WHAT IS ASKED
Could you extract every line of the material below and reproduce it word for word, leaving the pictures out?

═════ MATERIAL FOR THIS EXERCISE ═════

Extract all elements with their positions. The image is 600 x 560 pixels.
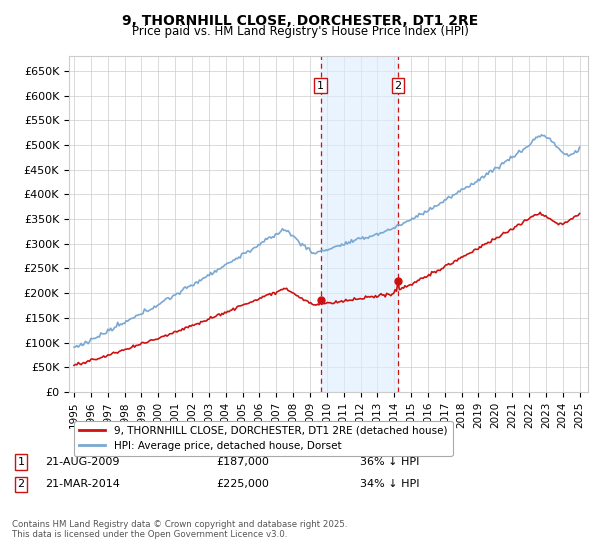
Text: 36% ↓ HPI: 36% ↓ HPI	[360, 457, 419, 467]
Text: 2: 2	[17, 479, 25, 489]
Text: Contains HM Land Registry data © Crown copyright and database right 2025.
This d: Contains HM Land Registry data © Crown c…	[12, 520, 347, 539]
Text: £187,000: £187,000	[216, 457, 269, 467]
Legend: 9, THORNHILL CLOSE, DORCHESTER, DT1 2RE (detached house), HPI: Average price, de: 9, THORNHILL CLOSE, DORCHESTER, DT1 2RE …	[74, 421, 452, 456]
Text: 9, THORNHILL CLOSE, DORCHESTER, DT1 2RE: 9, THORNHILL CLOSE, DORCHESTER, DT1 2RE	[122, 14, 478, 28]
Bar	[321, 56, 398, 392]
Text: 1: 1	[317, 81, 324, 91]
Text: Price paid vs. HM Land Registry's House Price Index (HPI): Price paid vs. HM Land Registry's House …	[131, 25, 469, 38]
Text: 21-AUG-2009: 21-AUG-2009	[45, 457, 119, 467]
Text: £225,000: £225,000	[216, 479, 269, 489]
Text: 34% ↓ HPI: 34% ↓ HPI	[360, 479, 419, 489]
Text: 21-MAR-2014: 21-MAR-2014	[45, 479, 120, 489]
Text: 1: 1	[17, 457, 25, 467]
Text: 2: 2	[394, 81, 401, 91]
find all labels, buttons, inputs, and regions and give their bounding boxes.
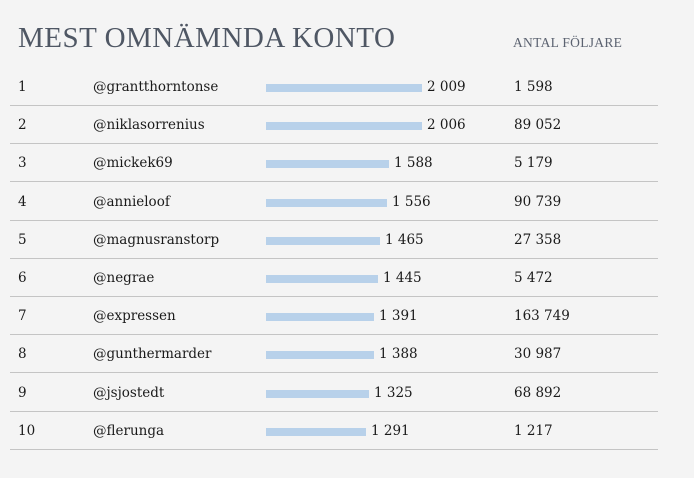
follower-count: 89 052 (514, 117, 562, 134)
rank-label: 9 (18, 384, 27, 401)
row-divider (10, 181, 658, 183)
mention-bar (266, 313, 374, 322)
follower-count: 30 987 (514, 346, 562, 363)
table-row: 7 @expressen 1 391 163 749 (0, 307, 694, 337)
rank-label: 8 (18, 346, 27, 363)
row-divider (10, 219, 658, 221)
table-row: 10 @flerunga 1 291 1 217 (0, 422, 694, 452)
rank-label: 7 (18, 308, 27, 325)
table-row: 9 @jsjostedt 1 325 68 892 (0, 384, 694, 414)
account-handle: @mickek69 (93, 155, 173, 172)
rank-label: 10 (18, 422, 36, 439)
follower-count: 90 739 (514, 193, 562, 210)
row-divider (10, 296, 658, 297)
rank-label: 5 (18, 231, 27, 248)
mention-bar (266, 122, 422, 131)
account-handle: @magnusranstorp (93, 231, 220, 248)
follower-count: 1 598 (514, 79, 553, 95)
account-handle: @jsjostedt (93, 384, 165, 401)
table-row: 4 @annieloof 1 556 90 739 (0, 193, 694, 223)
mention-count-label: 1 291 (371, 422, 410, 439)
rank-label: 3 (18, 155, 27, 172)
follower-count: 68 892 (514, 384, 562, 401)
mention-bar (266, 198, 387, 207)
mention-bar (266, 275, 378, 283)
mention-bar (266, 236, 380, 245)
row-divider (10, 334, 658, 336)
row-divider (10, 257, 658, 259)
rank-label: 4 (18, 193, 27, 210)
account-handle: @flerunga (93, 422, 165, 439)
follower-count: 5 472 (514, 270, 553, 286)
mention-count-label: 1 465 (385, 231, 424, 248)
mention-bar (266, 160, 389, 169)
mention-bar (266, 351, 374, 360)
table-row: 6 @negrae 1 445 5 472 (0, 269, 694, 299)
followers-column-header: ANTAL FÖLJARE (513, 35, 623, 50)
table-row: 3 @mickek69 1 588 5 179 (0, 154, 694, 184)
mention-bar (266, 389, 369, 398)
mention-bar (266, 84, 422, 92)
account-handle: @annieloof (93, 193, 170, 210)
row-divider (10, 372, 658, 374)
mention-count-label: 1 391 (379, 308, 418, 325)
follower-count: 163 749 (514, 308, 570, 325)
account-handle: @negrae (93, 270, 155, 286)
mention-count-label: 1 325 (374, 384, 413, 401)
table-row: 1 @grantthorntonse 2 009 1 598 (0, 78, 694, 108)
table-row: 5 @magnusranstorp 1 465 27 358 (0, 231, 694, 261)
mention-count-label: 2 009 (427, 79, 466, 95)
mention-count-label: 1 445 (383, 270, 422, 286)
row-divider (10, 448, 658, 450)
account-handle: @niklasorrenius (93, 117, 205, 134)
table-row: 2 @niklasorrenius 2 006 89 052 (0, 116, 694, 146)
rank-label: 1 (18, 79, 27, 95)
account-handle: @expressen (93, 308, 176, 325)
mention-count-label: 1 556 (392, 193, 431, 210)
mention-count-label: 2 006 (427, 117, 466, 134)
rank-label: 2 (18, 117, 27, 134)
rank-label: 6 (18, 270, 27, 286)
mention-count-label: 1 588 (394, 155, 433, 172)
mention-count-label: 1 388 (379, 346, 418, 363)
chart-title: MEST OMNÄMNDA KONTO (18, 22, 396, 54)
row-divider (10, 143, 658, 145)
account-handle: @grantthorntonse (93, 79, 219, 95)
follower-count: 27 358 (514, 231, 562, 248)
mention-bar (266, 427, 366, 436)
follower-count: 5 179 (514, 155, 553, 172)
row-divider (10, 105, 658, 106)
row-divider (10, 410, 658, 412)
follower-count: 1 217 (514, 422, 553, 439)
account-handle: @gunthermarder (93, 346, 212, 363)
table-row: 8 @gunthermarder 1 388 30 987 (0, 345, 694, 375)
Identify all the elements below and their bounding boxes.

═════

FULL ANSWER
Extract all elements with their positions. The image is 600 x 560 pixels.
Text: 36% ↓ HPI: 36% ↓ HPI	[360, 457, 419, 467]
Text: 2: 2	[17, 479, 25, 489]
Text: Contains HM Land Registry data © Crown copyright and database right 2025.
This d: Contains HM Land Registry data © Crown c…	[12, 520, 347, 539]
Text: £187,000: £187,000	[216, 457, 269, 467]
Legend: 9, THORNHILL CLOSE, DORCHESTER, DT1 2RE (detached house), HPI: Average price, de: 9, THORNHILL CLOSE, DORCHESTER, DT1 2RE …	[74, 421, 452, 456]
Text: 9, THORNHILL CLOSE, DORCHESTER, DT1 2RE: 9, THORNHILL CLOSE, DORCHESTER, DT1 2RE	[122, 14, 478, 28]
Bar	[321, 56, 398, 392]
Text: 1: 1	[317, 81, 324, 91]
Text: Price paid vs. HM Land Registry's House Price Index (HPI): Price paid vs. HM Land Registry's House …	[131, 25, 469, 38]
Text: 21-AUG-2009: 21-AUG-2009	[45, 457, 119, 467]
Text: £225,000: £225,000	[216, 479, 269, 489]
Text: 34% ↓ HPI: 34% ↓ HPI	[360, 479, 419, 489]
Text: 21-MAR-2014: 21-MAR-2014	[45, 479, 120, 489]
Text: 1: 1	[17, 457, 25, 467]
Text: 2: 2	[394, 81, 401, 91]
find all labels, buttons, inputs, and regions and give their bounding boxes.
follower-count: 89 052 (514, 117, 562, 134)
rank-label: 9 (18, 384, 27, 401)
row-divider (10, 181, 658, 183)
mention-bar (266, 313, 374, 322)
follower-count: 30 987 (514, 346, 562, 363)
table-row: 7 @expressen 1 391 163 749 (0, 307, 694, 337)
rank-label: 8 (18, 346, 27, 363)
row-divider (10, 219, 658, 221)
table-row: 10 @flerunga 1 291 1 217 (0, 422, 694, 452)
rank-label: 7 (18, 308, 27, 325)
table-row: 9 @jsjostedt 1 325 68 892 (0, 384, 694, 414)
account-handle: @mickek69 (93, 155, 173, 172)
rank-label: 10 (18, 422, 36, 439)
follower-count: 90 739 (514, 193, 562, 210)
row-divider (10, 296, 658, 297)
rank-label: 5 (18, 231, 27, 248)
mention-bar (266, 122, 422, 131)
account-handle: @magnusranstorp (93, 231, 220, 248)
follower-count: 1 598 (514, 79, 553, 95)
account-handle: @jsjostedt (93, 384, 165, 401)
table-row: 4 @annieloof 1 556 90 739 (0, 193, 694, 223)
mention-count-label: 1 291 (371, 422, 410, 439)
rank-label: 3 (18, 155, 27, 172)
follower-count: 68 892 (514, 384, 562, 401)
mention-bar (266, 198, 387, 207)
mention-bar (266, 275, 378, 283)
mention-bar (266, 236, 380, 245)
row-divider (10, 334, 658, 336)
row-divider (10, 257, 658, 259)
rank-label: 4 (18, 193, 27, 210)
account-handle: @flerunga (93, 422, 165, 439)
follower-count: 5 472 (514, 270, 553, 286)
mention-count-label: 1 465 (385, 231, 424, 248)
mention-bar (266, 160, 389, 169)
mention-bar (266, 351, 374, 360)
table-row: 6 @negrae 1 445 5 472 (0, 269, 694, 299)
followers-column-header: ANTAL FÖLJARE (513, 35, 623, 50)
table-row: 3 @mickek69 1 588 5 179 (0, 154, 694, 184)
mention-bar (266, 389, 369, 398)
mention-bar (266, 84, 422, 92)
account-handle: @annieloof (93, 193, 170, 210)
row-divider (10, 372, 658, 374)
mention-count-label: 1 391 (379, 308, 418, 325)
follower-count: 163 749 (514, 308, 570, 325)
account-handle: @negrae (93, 270, 155, 286)
mention-count-label: 1 325 (374, 384, 413, 401)
table-row: 1 @grantthorntonse 2 009 1 598 (0, 78, 694, 108)
table-row: 5 @magnusranstorp 1 465 27 358 (0, 231, 694, 261)
mention-count-label: 2 009 (427, 79, 466, 95)
mention-count-label: 1 445 (383, 270, 422, 286)
row-divider (10, 448, 658, 450)
account-handle: @niklasorrenius (93, 117, 205, 134)
table-row: 2 @niklasorrenius 2 006 89 052 (0, 116, 694, 146)
rank-label: 1 (18, 79, 27, 95)
account-handle: @expressen (93, 308, 176, 325)
mention-count-label: 1 556 (392, 193, 431, 210)
mention-count-label: 2 006 (427, 117, 466, 134)
rank-label: 2 (18, 117, 27, 134)
rank-label: 6 (18, 270, 27, 286)
mention-count-label: 1 588 (394, 155, 433, 172)
mention-count-label: 1 388 (379, 346, 418, 363)
chart-title: MEST OMNÄMNDA KONTO (18, 22, 396, 54)
row-divider (10, 143, 658, 145)
account-handle: @grantthorntonse (93, 79, 219, 95)
follower-count: 27 358 (514, 231, 562, 248)
mention-bar (266, 427, 366, 436)
follower-count: 5 179 (514, 155, 553, 172)
row-divider (10, 105, 658, 106)
row-divider (10, 410, 658, 412)
follower-count: 1 217 (514, 422, 553, 439)
account-handle: @gunthermarder (93, 346, 212, 363)
table-row: 8 @gunthermarder 1 388 30 987 (0, 345, 694, 375)
Identify all the elements below and their bounding boxes.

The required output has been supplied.